(Page element annotations)
■ ■ ■ ■ ■ ■ ■

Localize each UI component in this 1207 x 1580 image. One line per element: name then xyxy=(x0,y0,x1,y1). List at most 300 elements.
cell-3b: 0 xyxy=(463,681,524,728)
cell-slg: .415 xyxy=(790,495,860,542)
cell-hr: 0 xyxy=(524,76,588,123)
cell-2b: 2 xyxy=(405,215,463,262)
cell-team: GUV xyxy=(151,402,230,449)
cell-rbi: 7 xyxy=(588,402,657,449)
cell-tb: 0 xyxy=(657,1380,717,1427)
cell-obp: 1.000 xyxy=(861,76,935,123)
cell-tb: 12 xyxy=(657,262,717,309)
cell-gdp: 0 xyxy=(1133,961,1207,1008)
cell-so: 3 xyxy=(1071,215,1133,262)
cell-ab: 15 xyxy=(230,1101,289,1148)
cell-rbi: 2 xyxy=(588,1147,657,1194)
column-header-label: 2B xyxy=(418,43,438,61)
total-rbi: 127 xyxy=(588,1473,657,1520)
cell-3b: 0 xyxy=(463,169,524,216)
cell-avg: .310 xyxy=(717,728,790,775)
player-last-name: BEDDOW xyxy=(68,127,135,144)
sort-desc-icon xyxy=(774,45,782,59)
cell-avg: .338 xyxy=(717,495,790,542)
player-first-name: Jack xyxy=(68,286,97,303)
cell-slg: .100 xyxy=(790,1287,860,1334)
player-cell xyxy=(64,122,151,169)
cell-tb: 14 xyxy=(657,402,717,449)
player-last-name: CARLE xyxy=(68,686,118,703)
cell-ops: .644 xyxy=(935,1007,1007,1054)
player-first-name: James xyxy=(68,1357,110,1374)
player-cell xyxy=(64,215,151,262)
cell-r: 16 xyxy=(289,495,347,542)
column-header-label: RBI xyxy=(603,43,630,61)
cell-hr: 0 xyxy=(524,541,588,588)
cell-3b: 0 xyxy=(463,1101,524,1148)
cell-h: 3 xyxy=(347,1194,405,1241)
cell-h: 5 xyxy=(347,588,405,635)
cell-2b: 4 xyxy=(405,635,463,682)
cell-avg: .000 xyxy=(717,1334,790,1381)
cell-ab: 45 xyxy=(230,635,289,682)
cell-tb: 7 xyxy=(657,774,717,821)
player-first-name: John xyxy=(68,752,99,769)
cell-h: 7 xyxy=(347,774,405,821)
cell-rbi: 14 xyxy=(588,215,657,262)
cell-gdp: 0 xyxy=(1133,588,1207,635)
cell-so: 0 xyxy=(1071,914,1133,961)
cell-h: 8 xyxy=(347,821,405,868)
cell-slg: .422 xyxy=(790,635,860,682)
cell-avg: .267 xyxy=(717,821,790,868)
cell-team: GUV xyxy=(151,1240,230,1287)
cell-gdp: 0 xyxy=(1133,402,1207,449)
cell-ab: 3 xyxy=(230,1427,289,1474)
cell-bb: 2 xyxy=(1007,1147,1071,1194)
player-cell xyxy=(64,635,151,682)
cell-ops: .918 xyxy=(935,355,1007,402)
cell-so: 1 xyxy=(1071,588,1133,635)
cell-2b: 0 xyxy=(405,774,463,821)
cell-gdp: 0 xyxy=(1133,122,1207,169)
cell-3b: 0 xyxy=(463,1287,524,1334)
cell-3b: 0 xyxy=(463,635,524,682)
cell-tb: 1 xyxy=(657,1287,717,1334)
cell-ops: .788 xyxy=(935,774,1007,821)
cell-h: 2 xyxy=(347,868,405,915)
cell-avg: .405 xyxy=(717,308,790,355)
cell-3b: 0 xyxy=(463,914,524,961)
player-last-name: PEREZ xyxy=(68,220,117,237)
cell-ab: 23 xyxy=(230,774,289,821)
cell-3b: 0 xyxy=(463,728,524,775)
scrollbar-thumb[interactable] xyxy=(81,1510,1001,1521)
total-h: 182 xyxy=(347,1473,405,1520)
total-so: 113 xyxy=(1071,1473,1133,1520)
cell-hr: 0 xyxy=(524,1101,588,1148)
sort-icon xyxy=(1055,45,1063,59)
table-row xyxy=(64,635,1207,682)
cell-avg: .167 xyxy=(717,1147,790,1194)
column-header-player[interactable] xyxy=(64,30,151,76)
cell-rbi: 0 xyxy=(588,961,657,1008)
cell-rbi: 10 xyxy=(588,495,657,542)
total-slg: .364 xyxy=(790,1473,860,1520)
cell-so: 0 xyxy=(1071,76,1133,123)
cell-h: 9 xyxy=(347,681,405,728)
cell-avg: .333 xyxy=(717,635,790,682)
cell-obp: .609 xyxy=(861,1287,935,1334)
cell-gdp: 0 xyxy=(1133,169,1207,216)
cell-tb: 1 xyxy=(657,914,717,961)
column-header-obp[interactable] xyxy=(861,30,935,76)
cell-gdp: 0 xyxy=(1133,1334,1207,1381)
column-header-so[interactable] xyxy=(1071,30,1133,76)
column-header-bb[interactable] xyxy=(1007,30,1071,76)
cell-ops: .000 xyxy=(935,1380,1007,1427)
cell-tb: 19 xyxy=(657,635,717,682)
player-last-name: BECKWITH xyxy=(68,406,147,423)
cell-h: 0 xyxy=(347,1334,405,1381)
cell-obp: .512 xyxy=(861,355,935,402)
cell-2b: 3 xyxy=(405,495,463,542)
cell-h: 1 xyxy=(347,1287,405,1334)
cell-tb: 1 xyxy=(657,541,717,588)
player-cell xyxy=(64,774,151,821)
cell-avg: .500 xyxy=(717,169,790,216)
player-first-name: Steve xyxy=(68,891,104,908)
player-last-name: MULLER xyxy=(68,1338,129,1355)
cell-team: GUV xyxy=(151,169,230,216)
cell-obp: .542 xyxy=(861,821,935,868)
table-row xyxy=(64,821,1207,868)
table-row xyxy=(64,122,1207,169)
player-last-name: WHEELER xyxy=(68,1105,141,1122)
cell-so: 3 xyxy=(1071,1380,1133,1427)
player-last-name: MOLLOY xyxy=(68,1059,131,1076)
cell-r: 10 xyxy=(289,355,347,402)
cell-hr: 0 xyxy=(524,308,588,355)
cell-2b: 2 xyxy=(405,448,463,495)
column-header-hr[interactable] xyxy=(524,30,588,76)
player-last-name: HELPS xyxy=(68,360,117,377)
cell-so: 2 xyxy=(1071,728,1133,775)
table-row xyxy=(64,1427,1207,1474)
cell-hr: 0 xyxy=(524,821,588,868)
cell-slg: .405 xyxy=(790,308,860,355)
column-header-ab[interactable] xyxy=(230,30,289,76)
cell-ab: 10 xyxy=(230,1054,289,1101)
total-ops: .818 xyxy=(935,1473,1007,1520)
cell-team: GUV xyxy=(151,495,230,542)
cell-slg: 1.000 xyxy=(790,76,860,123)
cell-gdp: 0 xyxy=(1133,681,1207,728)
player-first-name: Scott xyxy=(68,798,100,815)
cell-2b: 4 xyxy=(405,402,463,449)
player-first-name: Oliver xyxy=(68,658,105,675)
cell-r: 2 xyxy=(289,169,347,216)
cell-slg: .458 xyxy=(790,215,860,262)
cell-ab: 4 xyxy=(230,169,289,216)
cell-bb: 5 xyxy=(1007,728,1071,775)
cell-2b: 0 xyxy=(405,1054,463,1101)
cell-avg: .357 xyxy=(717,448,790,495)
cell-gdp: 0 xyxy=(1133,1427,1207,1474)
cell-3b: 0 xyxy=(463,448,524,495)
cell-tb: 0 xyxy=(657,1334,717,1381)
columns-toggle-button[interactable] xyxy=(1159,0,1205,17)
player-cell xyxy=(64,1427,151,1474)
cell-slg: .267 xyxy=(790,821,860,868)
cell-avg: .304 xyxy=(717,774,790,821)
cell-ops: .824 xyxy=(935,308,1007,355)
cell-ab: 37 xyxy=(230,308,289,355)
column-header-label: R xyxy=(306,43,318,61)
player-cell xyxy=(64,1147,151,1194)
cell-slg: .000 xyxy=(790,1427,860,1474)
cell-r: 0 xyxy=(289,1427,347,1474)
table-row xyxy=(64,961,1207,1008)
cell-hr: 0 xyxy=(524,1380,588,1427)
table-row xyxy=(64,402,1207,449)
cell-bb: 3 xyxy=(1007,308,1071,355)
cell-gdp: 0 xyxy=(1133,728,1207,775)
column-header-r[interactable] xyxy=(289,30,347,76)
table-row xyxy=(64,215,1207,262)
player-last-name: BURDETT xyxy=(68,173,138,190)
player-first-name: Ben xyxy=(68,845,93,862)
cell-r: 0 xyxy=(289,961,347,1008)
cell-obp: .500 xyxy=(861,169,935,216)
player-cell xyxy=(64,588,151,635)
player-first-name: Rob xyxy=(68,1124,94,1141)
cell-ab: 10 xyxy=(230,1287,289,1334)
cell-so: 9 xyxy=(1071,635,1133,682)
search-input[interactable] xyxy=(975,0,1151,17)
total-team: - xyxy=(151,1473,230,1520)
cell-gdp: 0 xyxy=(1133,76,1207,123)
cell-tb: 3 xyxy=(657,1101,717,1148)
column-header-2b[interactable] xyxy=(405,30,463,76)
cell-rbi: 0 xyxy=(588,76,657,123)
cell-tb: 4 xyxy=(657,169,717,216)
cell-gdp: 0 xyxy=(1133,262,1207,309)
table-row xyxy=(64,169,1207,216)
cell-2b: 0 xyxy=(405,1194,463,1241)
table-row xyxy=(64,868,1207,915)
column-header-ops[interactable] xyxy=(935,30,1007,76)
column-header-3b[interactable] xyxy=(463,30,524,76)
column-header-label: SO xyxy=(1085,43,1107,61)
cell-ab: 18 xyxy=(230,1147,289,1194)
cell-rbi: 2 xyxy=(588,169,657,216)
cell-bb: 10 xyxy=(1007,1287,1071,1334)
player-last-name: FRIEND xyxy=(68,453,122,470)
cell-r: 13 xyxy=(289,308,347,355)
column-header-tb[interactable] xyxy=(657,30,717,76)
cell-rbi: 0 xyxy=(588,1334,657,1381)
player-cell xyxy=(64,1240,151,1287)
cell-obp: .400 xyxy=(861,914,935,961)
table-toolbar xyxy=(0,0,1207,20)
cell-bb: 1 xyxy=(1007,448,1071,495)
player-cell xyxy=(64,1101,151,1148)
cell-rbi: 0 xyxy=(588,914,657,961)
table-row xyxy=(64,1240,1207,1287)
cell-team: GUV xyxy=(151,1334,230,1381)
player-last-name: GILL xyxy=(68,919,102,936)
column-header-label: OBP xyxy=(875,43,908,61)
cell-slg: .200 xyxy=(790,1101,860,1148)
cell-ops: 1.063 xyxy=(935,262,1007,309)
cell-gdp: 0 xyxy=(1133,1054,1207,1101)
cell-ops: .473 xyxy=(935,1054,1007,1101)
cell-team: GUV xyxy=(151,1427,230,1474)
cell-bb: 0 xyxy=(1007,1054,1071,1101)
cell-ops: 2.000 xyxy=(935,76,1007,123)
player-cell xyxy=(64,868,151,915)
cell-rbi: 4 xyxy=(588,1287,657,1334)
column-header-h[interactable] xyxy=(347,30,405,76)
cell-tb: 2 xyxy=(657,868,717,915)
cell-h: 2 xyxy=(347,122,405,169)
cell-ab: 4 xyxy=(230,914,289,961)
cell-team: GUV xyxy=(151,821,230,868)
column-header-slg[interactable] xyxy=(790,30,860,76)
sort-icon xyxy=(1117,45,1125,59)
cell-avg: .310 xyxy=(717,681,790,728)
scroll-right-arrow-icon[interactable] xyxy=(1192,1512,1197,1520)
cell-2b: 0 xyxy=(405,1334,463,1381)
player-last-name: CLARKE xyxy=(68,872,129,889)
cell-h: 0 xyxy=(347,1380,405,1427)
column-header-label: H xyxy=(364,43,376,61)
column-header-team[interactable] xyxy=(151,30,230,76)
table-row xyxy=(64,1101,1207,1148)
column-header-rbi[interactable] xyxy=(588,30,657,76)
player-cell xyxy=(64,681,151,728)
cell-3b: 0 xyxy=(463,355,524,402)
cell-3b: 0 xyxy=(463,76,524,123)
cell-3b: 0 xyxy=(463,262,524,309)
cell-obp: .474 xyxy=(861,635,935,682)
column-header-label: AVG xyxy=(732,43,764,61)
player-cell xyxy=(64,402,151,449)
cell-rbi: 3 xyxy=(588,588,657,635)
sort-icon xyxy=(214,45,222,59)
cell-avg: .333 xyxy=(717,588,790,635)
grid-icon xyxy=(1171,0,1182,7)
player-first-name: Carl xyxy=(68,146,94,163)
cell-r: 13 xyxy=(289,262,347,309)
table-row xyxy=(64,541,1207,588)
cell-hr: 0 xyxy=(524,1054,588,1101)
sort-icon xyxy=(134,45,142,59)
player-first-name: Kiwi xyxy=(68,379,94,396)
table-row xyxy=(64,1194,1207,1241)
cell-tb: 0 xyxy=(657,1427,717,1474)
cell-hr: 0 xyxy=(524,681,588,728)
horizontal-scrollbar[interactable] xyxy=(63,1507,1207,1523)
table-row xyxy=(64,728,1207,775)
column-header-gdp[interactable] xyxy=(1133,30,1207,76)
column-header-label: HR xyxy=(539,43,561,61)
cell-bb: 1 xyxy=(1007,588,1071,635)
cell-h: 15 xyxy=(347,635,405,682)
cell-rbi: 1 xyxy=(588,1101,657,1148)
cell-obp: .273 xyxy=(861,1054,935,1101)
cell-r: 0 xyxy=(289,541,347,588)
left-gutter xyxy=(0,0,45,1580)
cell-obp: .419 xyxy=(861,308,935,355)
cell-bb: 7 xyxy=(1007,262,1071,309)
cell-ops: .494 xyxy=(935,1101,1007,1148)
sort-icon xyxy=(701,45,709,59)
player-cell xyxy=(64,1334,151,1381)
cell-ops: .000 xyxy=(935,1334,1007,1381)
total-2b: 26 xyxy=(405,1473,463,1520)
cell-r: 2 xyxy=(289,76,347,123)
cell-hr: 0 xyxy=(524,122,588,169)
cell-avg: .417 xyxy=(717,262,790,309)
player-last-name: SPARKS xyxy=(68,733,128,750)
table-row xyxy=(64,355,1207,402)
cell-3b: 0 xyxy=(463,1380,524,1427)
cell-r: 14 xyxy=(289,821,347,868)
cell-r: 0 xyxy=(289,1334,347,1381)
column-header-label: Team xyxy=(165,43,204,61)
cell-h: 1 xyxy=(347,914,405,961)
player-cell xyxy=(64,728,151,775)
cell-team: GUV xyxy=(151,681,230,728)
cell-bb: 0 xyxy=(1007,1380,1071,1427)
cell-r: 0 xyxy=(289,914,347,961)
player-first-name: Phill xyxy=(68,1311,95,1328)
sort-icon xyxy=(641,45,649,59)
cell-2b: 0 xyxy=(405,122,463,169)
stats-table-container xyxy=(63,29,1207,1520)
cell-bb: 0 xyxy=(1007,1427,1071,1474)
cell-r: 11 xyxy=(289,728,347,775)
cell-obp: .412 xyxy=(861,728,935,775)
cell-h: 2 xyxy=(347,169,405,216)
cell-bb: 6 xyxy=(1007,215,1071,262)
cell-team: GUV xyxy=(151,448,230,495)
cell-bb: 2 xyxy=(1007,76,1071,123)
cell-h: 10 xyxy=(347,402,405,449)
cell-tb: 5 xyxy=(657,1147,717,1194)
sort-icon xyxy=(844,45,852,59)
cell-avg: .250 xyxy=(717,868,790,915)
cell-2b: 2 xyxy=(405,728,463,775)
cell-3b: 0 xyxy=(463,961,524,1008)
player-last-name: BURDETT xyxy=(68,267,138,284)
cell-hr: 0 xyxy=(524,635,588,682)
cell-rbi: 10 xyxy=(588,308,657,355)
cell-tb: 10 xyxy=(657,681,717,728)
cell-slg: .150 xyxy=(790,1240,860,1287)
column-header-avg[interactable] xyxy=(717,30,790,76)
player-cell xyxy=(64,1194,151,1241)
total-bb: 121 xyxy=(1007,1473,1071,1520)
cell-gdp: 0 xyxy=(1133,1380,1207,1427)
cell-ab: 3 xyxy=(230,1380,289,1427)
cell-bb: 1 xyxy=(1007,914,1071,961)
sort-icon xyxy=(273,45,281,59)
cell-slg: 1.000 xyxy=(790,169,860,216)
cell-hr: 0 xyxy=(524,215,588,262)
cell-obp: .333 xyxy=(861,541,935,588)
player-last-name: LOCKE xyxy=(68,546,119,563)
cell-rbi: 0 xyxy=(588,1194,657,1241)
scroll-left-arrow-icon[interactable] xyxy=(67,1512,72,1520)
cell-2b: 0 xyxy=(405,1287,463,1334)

■ ■ ■ ■ ■ ■ ■

Reproduce the listing from its first line through the line containing "cell-so: 3 xyxy=(1071,215,1133,262)", substituting "cell-total-bases" for every occurrence of "cell-tb" and leaving everything else unchanged.

Localize each UI component in this 1207 x 1580 image. One line per element: name then xyxy=(x0,y0,x1,y1). List at most 300 elements.
cell-3b: 0 xyxy=(463,681,524,728)
cell-slg: .415 xyxy=(790,495,860,542)
cell-hr: 0 xyxy=(524,76,588,123)
cell-2b: 2 xyxy=(405,215,463,262)
cell-team: GUV xyxy=(151,402,230,449)
cell-rbi: 7 xyxy=(588,402,657,449)
cell-total-bases: 0 xyxy=(657,1380,717,1427)
cell-obp: 1.000 xyxy=(861,76,935,123)
cell-total-bases: 12 xyxy=(657,262,717,309)
cell-gdp: 0 xyxy=(1133,961,1207,1008)
cell-so: 3 xyxy=(1071,215,1133,262)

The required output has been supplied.